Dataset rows
-- Start --

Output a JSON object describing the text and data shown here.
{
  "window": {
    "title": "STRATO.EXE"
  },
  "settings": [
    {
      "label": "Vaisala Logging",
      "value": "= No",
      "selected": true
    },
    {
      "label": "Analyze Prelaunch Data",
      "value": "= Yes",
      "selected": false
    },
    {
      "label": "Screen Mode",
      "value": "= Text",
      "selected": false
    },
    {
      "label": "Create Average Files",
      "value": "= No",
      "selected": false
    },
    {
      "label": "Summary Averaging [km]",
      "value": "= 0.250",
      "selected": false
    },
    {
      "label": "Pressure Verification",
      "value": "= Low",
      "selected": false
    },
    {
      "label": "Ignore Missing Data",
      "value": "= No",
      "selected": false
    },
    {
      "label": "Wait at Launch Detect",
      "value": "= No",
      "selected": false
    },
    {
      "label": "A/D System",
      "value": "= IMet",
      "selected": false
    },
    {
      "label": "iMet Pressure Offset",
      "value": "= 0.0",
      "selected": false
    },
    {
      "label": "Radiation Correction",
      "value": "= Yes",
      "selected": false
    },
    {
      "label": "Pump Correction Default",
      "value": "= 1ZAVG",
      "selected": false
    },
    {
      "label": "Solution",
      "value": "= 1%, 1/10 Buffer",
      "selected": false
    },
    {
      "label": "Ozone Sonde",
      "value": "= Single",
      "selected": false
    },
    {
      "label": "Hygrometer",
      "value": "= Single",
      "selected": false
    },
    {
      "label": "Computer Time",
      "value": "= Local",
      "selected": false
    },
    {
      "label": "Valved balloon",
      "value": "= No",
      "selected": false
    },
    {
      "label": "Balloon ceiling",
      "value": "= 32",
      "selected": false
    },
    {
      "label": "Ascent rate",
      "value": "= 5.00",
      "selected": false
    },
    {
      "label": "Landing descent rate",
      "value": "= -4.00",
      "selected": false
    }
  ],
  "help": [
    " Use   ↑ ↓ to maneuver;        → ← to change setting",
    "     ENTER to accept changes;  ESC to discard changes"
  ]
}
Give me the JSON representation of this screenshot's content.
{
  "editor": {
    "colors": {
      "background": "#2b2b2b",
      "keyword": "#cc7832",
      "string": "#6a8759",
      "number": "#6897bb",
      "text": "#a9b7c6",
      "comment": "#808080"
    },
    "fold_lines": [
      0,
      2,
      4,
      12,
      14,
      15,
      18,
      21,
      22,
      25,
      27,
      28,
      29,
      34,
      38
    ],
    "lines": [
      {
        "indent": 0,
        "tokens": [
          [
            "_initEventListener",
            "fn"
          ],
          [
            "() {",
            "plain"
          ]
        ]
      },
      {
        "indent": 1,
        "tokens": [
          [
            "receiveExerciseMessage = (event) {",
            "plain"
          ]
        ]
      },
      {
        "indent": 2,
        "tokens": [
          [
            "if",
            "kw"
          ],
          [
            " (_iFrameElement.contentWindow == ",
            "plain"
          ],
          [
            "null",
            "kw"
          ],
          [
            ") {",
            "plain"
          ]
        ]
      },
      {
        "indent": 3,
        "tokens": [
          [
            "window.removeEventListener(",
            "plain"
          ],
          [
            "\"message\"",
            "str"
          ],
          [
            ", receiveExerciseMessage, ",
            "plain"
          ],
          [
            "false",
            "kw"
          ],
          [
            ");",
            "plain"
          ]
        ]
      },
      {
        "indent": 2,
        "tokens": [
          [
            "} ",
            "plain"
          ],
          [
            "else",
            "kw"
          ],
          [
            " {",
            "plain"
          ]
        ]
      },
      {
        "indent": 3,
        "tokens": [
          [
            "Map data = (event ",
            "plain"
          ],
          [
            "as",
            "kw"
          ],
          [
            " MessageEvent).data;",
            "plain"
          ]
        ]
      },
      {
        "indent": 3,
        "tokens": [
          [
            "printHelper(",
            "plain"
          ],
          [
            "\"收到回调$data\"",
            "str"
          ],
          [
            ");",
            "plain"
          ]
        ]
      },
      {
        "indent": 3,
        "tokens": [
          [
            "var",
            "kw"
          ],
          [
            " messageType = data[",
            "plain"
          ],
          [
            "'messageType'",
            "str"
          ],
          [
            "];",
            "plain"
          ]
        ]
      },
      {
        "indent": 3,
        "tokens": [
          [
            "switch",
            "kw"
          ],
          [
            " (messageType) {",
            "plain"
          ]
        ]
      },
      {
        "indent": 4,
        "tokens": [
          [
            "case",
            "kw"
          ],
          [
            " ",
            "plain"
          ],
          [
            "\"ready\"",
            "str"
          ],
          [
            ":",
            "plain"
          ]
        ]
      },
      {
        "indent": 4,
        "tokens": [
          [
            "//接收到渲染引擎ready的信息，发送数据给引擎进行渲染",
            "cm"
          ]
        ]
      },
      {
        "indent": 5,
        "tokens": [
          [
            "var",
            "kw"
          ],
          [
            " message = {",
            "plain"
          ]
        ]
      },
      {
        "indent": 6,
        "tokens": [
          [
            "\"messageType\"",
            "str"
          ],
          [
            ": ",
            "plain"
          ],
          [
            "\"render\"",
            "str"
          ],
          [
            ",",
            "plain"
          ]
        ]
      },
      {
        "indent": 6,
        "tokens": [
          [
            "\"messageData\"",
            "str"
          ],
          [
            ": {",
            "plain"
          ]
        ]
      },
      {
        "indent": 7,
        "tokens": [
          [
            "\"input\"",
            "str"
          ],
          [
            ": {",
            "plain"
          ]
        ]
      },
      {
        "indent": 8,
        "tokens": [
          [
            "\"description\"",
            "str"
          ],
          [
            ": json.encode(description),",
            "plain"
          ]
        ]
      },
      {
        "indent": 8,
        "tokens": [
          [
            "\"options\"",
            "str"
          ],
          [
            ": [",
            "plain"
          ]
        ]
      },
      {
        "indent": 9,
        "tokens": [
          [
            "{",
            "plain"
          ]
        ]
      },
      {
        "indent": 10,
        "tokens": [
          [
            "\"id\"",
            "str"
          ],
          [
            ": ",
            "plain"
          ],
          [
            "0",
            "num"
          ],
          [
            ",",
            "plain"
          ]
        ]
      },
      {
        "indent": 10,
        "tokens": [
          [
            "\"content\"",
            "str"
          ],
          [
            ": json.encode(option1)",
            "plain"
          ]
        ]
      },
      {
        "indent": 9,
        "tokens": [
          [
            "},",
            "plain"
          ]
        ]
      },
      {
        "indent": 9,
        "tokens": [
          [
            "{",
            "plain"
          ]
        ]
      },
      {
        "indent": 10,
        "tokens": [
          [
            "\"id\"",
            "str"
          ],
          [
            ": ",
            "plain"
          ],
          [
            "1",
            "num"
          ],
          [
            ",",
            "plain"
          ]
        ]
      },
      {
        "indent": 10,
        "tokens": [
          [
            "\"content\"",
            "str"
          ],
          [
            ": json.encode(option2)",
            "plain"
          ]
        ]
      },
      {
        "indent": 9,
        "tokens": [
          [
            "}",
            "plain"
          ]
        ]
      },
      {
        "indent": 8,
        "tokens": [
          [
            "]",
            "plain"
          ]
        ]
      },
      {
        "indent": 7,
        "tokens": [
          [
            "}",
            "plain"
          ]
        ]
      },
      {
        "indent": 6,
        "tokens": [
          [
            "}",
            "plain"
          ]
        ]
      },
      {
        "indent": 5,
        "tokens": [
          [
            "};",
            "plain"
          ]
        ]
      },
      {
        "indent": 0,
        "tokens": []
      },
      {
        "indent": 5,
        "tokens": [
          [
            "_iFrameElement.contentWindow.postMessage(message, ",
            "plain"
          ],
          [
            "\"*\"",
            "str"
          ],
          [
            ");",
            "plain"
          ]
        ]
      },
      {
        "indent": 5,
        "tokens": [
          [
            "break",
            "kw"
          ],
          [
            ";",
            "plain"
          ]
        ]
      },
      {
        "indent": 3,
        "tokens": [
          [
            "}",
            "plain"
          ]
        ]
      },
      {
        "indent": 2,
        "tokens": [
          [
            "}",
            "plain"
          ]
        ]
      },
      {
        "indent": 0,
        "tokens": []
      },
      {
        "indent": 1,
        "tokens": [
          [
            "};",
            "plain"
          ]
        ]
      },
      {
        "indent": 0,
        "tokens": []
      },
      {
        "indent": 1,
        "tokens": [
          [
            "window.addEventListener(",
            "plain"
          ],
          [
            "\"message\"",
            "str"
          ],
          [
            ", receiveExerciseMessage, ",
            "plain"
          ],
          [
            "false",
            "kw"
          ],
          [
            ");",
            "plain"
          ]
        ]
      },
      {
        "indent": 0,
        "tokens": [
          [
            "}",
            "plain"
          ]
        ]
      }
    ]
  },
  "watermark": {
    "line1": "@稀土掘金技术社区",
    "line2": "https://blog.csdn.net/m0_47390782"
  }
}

-- End --

Pick out the lines containing the word "Correction" and show them.

» Completed task:
      "label": "Radiation Correction",
      "label": "Pump Correction Default",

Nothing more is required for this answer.